*Entries taken from a collection*
=======

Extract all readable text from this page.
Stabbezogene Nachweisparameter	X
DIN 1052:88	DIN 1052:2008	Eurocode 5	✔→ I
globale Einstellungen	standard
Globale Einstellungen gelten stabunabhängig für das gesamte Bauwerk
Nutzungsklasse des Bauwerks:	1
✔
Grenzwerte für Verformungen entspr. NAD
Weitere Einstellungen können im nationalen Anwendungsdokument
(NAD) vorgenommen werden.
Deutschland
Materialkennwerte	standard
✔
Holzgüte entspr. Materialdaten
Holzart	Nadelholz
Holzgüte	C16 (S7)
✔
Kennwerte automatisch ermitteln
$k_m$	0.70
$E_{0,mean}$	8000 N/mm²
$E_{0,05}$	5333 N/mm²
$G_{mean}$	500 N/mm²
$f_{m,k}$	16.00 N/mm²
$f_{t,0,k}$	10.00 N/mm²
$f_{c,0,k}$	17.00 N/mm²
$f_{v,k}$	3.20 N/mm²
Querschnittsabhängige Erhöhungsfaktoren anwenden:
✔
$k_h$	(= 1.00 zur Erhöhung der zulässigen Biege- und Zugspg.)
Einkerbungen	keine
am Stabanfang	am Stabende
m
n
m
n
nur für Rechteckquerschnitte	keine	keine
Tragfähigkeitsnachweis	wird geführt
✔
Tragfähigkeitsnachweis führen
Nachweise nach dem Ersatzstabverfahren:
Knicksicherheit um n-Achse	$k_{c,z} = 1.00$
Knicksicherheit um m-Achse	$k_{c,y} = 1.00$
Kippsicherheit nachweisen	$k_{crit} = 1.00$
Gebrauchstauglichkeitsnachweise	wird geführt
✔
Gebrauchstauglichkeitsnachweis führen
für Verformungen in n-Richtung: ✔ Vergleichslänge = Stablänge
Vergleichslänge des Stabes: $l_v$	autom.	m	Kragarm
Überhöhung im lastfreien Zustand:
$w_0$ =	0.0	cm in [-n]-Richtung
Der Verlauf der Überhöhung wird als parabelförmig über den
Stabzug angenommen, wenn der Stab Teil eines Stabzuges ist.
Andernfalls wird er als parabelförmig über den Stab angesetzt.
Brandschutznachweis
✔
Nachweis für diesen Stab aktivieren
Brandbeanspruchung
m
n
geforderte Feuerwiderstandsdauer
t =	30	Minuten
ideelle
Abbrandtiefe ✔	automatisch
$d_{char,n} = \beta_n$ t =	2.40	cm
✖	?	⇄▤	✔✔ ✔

=======

Transcribe all of the records exactly.

*ANSWER BOX*
Extract all readable text from this page.
Stabbezogene Nachweisparameter	X
DIN 1052:88	DIN 1052:2008	Eurocode 5	✔→ I
globale Einstellungen	standard
Globale Einstellungen gelten stabunabhängig für das gesamte Bauwerk
Nutzungsklasse des Bauwerks:	1
✔
Grenzwerte für Verformungen entspr. NAD
Weitere Einstellungen können im nationalen Anwendungsdokument
(NAD) vorgenommen werden.
Deutschland
Materialkennwerte	standard
✔
Holzgüte entspr. Materialdaten
Holzart	Nadelholz
Holzgüte	C16 (S7)
✔
Kennwerte automatisch ermitteln
$k_m$	0.70
$E_{0,mean}$	8000 N/mm²
$E_{0,05}$	5333 N/mm²
$G_{mean}$	500 N/mm²
$f_{m,k}$	16.00 N/mm²
$f_{t,0,k}$	10.00 N/mm²
$f_{c,0,k}$	17.00 N/mm²
$f_{v,k}$	3.20 N/mm²
Querschnittsabhängige Erhöhungsfaktoren anwenden:
✔
$k_h$	(= 1.00 zur Erhöhung der zulässigen Biege- und Zugspg.)
Einkerbungen	keine
am Stabanfang	am Stabende
m
n
m
n
nur für Rechteckquerschnitte	keine	keine
Tragfähigkeitsnachweis	wird geführt
✔
Tragfähigkeitsnachweis führen
Nachweise nach dem Ersatzstabverfahren:
Knicksicherheit um n-Achse	$k_{c,z} = 1.00$
Knicksicherheit um m-Achse	$k_{c,y} = 1.00$
Kippsicherheit nachweisen	$k_{crit} = 1.00$
Gebrauchstauglichkeitsnachweise	wird geführt
✔
Gebrauchstauglichkeitsnachweis führen
für Verformungen in n-Richtung: ✔ Vergleichslänge = Stablänge
Vergleichslänge des Stabes: $l_v$	autom.	m	Kragarm
Überhöhung im lastfreien Zustand:
$w_0$ =	0.0	cm in [-n]-Richtung
Der Verlauf der Überhöhung wird als parabelförmig über den
Stabzug angenommen, wenn der Stab Teil eines Stabzuges ist.
Andernfalls wird er als parabelförmig über den Stab angesetzt.
Brandschutznachweis
✔
Nachweis für diesen Stab aktivieren
Brandbeanspruchung
m
n
geforderte Feuerwiderstandsdauer
t =	30	Minuten
ideelle
Abbrandtiefe ✔	automatisch
$d_{char,n} = \beta_n$ t =	2.40	cm
✖	?	⇄▤	✔✔ ✔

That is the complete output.